STATED GOAL
Carry none of the pictures over; set down the material below exactly.

DATASET RECORDS
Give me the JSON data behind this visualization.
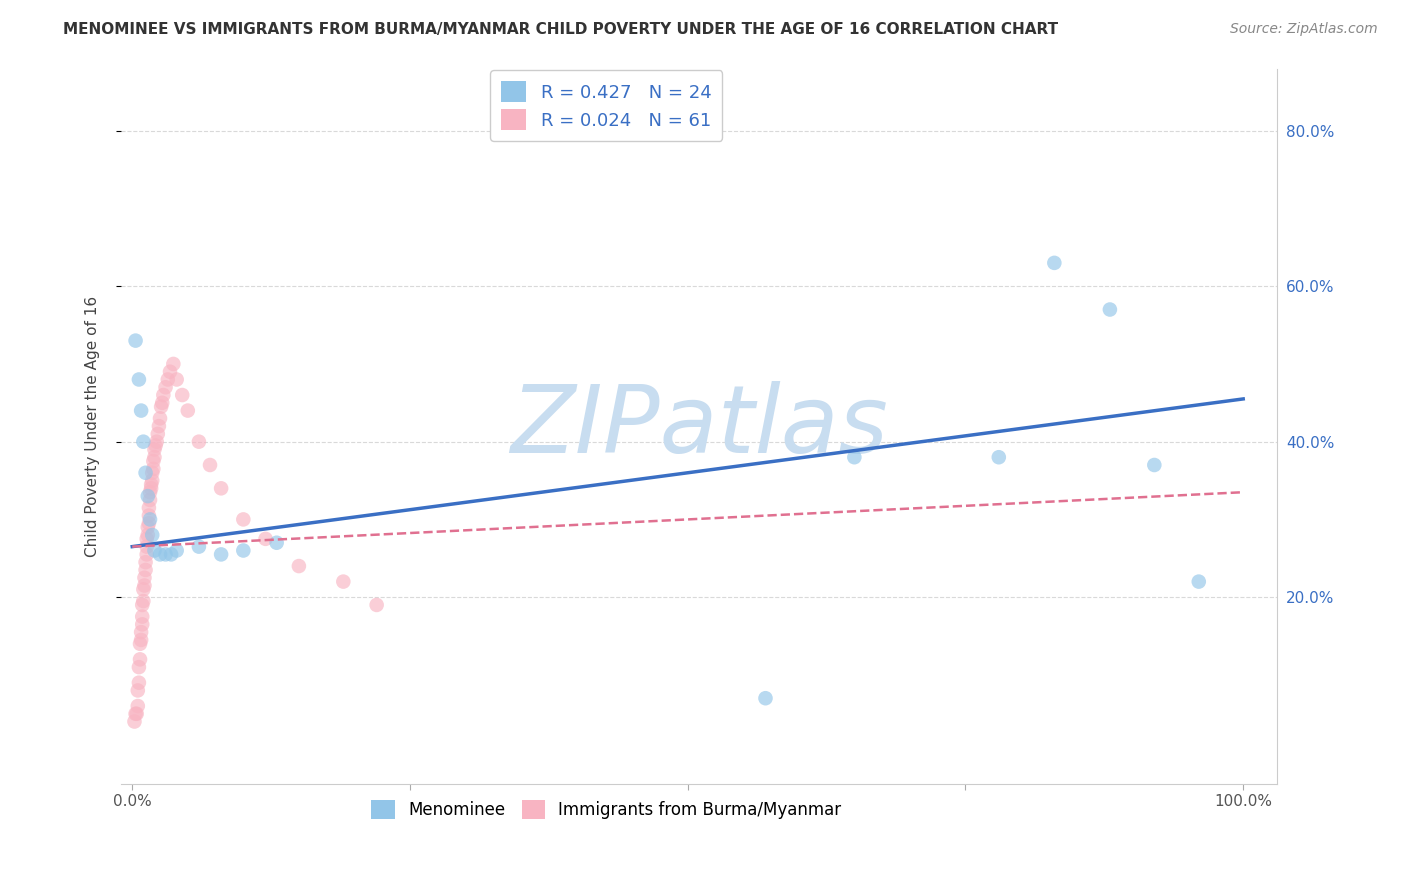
{
  "title": "MENOMINEE VS IMMIGRANTS FROM BURMA/MYANMAR CHILD POVERTY UNDER THE AGE OF 16 CORRELATION CHART",
  "source": "Source: ZipAtlas.com",
  "ylabel": "Child Poverty Under the Age of 16",
  "legend_label1": "Menominee",
  "legend_label2": "Immigrants from Burma/Myanmar",
  "R1": 0.427,
  "N1": 24,
  "R2": 0.024,
  "N2": 61,
  "color1": "#92c5e8",
  "color2": "#f8b4c2",
  "line_color1": "#3a6fc4",
  "line_color2": "#e07090",
  "background_color": "#ffffff",
  "grid_color": "#d0d0d0",
  "menominee_x": [
    0.003,
    0.006,
    0.008,
    0.01,
    0.012,
    0.014,
    0.016,
    0.018,
    0.02,
    0.025,
    0.03,
    0.035,
    0.04,
    0.06,
    0.08,
    0.1,
    0.13,
    0.57,
    0.65,
    0.78,
    0.83,
    0.88,
    0.92,
    0.96
  ],
  "menominee_y": [
    0.53,
    0.48,
    0.44,
    0.4,
    0.36,
    0.33,
    0.3,
    0.28,
    0.26,
    0.255,
    0.255,
    0.255,
    0.26,
    0.265,
    0.255,
    0.26,
    0.27,
    0.07,
    0.38,
    0.38,
    0.63,
    0.57,
    0.37,
    0.22
  ],
  "burma_x": [
    0.002,
    0.003,
    0.004,
    0.005,
    0.005,
    0.006,
    0.006,
    0.007,
    0.007,
    0.008,
    0.008,
    0.009,
    0.009,
    0.009,
    0.01,
    0.01,
    0.011,
    0.011,
    0.012,
    0.012,
    0.013,
    0.013,
    0.013,
    0.014,
    0.014,
    0.015,
    0.015,
    0.015,
    0.016,
    0.016,
    0.017,
    0.017,
    0.018,
    0.018,
    0.019,
    0.019,
    0.02,
    0.02,
    0.021,
    0.022,
    0.023,
    0.024,
    0.025,
    0.026,
    0.027,
    0.028,
    0.03,
    0.032,
    0.034,
    0.037,
    0.04,
    0.045,
    0.05,
    0.06,
    0.07,
    0.08,
    0.1,
    0.12,
    0.15,
    0.19,
    0.22
  ],
  "burma_y": [
    0.04,
    0.05,
    0.05,
    0.06,
    0.08,
    0.09,
    0.11,
    0.12,
    0.14,
    0.145,
    0.155,
    0.165,
    0.175,
    0.19,
    0.195,
    0.21,
    0.215,
    0.225,
    0.235,
    0.245,
    0.255,
    0.265,
    0.275,
    0.28,
    0.29,
    0.295,
    0.305,
    0.315,
    0.325,
    0.335,
    0.34,
    0.345,
    0.35,
    0.36,
    0.365,
    0.375,
    0.38,
    0.39,
    0.395,
    0.4,
    0.41,
    0.42,
    0.43,
    0.445,
    0.45,
    0.46,
    0.47,
    0.48,
    0.49,
    0.5,
    0.48,
    0.46,
    0.44,
    0.4,
    0.37,
    0.34,
    0.3,
    0.275,
    0.24,
    0.22,
    0.19
  ],
  "menominee_trendline_x": [
    0.0,
    1.0
  ],
  "menominee_trendline_y": [
    0.265,
    0.455
  ],
  "burma_trendline_x": [
    0.0,
    1.0
  ],
  "burma_trendline_y": [
    0.265,
    0.335
  ],
  "xlim": [
    -0.01,
    1.03
  ],
  "ylim": [
    -0.04,
    0.88
  ],
  "marker_size": 110,
  "marker_alpha": 0.65,
  "watermark_text": "ZIPatlas",
  "watermark_color": "#c8ddf0",
  "watermark_fontsize": 68,
  "title_fontsize": 11,
  "source_fontsize": 10,
  "legend_fontsize": 13,
  "axis_label_fontsize": 11,
  "tick_fontsize": 11
}
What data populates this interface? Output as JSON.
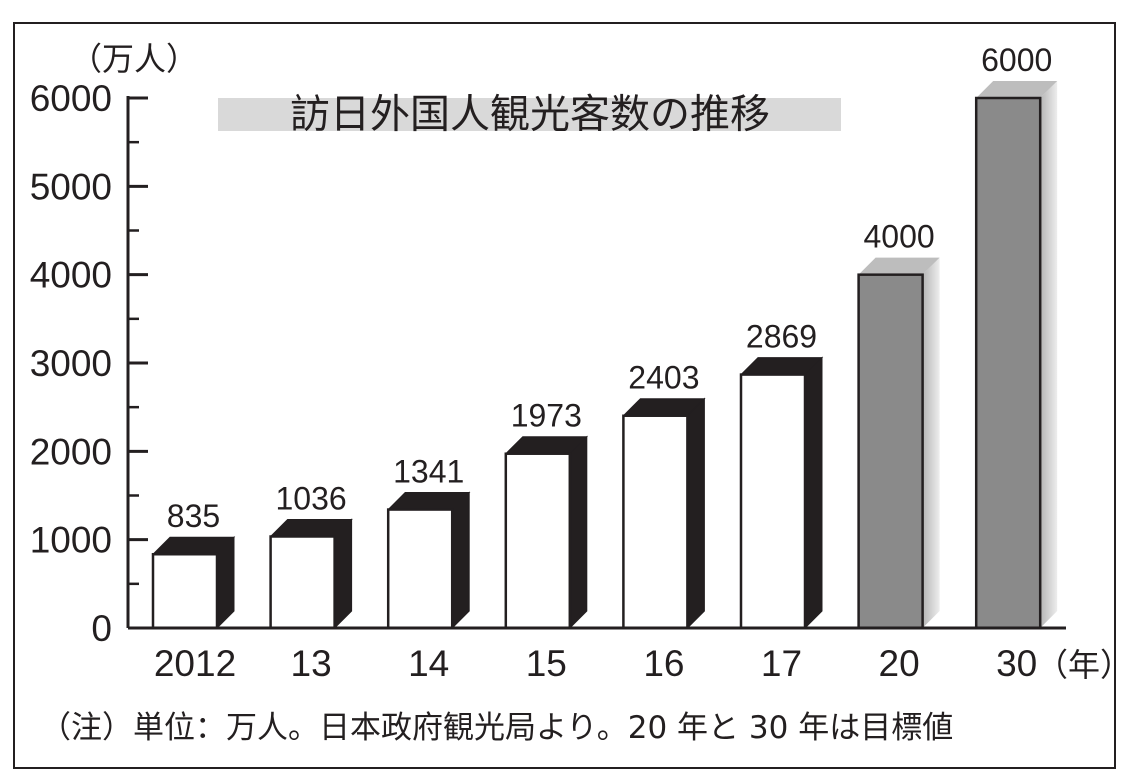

THE SOLUTION
Give me the JSON data behind this visualization.
{
  "title": "MENOMINEE VS IMMIGRANTS FROM BURMA/MYANMAR CHILD POVERTY UNDER THE AGE OF 16 CORRELATION CHART",
  "source": "Source: ZipAtlas.com",
  "ylabel": "Child Poverty Under the Age of 16",
  "legend_label1": "Menominee",
  "legend_label2": "Immigrants from Burma/Myanmar",
  "R1": 0.427,
  "N1": 24,
  "R2": 0.024,
  "N2": 61,
  "color1": "#92c5e8",
  "color2": "#f8b4c2",
  "line_color1": "#3a6fc4",
  "line_color2": "#e07090",
  "background_color": "#ffffff",
  "grid_color": "#d0d0d0",
  "menominee_x": [
    0.003,
    0.006,
    0.008,
    0.01,
    0.012,
    0.014,
    0.016,
    0.018,
    0.02,
    0.025,
    0.03,
    0.035,
    0.04,
    0.06,
    0.08,
    0.1,
    0.13,
    0.57,
    0.65,
    0.78,
    0.83,
    0.88,
    0.92,
    0.96
  ],
  "menominee_y": [
    0.53,
    0.48,
    0.44,
    0.4,
    0.36,
    0.33,
    0.3,
    0.28,
    0.26,
    0.255,
    0.255,
    0.255,
    0.26,
    0.265,
    0.255,
    0.26,
    0.27,
    0.07,
    0.38,
    0.38,
    0.63,
    0.57,
    0.37,
    0.22
  ],
  "burma_x": [
    0.002,
    0.003,
    0.004,
    0.005,
    0.005,
    0.006,
    0.006,
    0.007,
    0.007,
    0.008,
    0.008,
    0.009,
    0.009,
    0.009,
    0.01,
    0.01,
    0.011,
    0.011,
    0.012,
    0.012,
    0.013,
    0.013,
    0.013,
    0.014,
    0.014,
    0.015,
    0.015,
    0.015,
    0.016,
    0.016,
    0.017,
    0.017,
    0.018,
    0.018,
    0.019,
    0.019,
    0.02,
    0.02,
    0.021,
    0.022,
    0.023,
    0.024,
    0.025,
    0.026,
    0.027,
    0.028,
    0.03,
    0.032,
    0.034,
    0.037,
    0.04,
    0.045,
    0.05,
    0.06,
    0.07,
    0.08,
    0.1,
    0.12,
    0.15,
    0.19,
    0.22
  ],
  "burma_y": [
    0.04,
    0.05,
    0.05,
    0.06,
    0.08,
    0.09,
    0.11,
    0.12,
    0.14,
    0.145,
    0.155,
    0.165,
    0.175,
    0.19,
    0.195,
    0.21,
    0.215,
    0.225,
    0.235,
    0.245,
    0.255,
    0.265,
    0.275,
    0.28,
    0.29,
    0.295,
    0.305,
    0.315,
    0.325,
    0.335,
    0.34,
    0.345,
    0.35,
    0.36,
    0.365,
    0.375,
    0.38,
    0.39,
    0.395,
    0.4,
    0.41,
    0.42,
    0.43,
    0.445,
    0.45,
    0.46,
    0.47,
    0.48,
    0.49,
    0.5,
    0.48,
    0.46,
    0.44,
    0.4,
    0.37,
    0.34,
    0.3,
    0.275,
    0.24,
    0.22,
    0.19
  ],
  "menominee_trendline_x": [
    0.0,
    1.0
  ],
  "menominee_trendline_y": [
    0.265,
    0.455
  ],
  "burma_trendline_x": [
    0.0,
    1.0
  ],
  "burma_trendline_y": [
    0.265,
    0.335
  ],
  "xlim": [
    -0.01,
    1.03
  ],
  "ylim": [
    -0.04,
    0.88
  ],
  "marker_size": 110,
  "marker_alpha": 0.65,
  "watermark_text": "ZIPatlas",
  "watermark_color": "#c8ddf0",
  "watermark_fontsize": 68,
  "title_fontsize": 11,
  "source_fontsize": 10,
  "legend_fontsize": 13,
  "axis_label_fontsize": 11,
  "tick_fontsize": 11
}
What data populates this interface? Output as JSON.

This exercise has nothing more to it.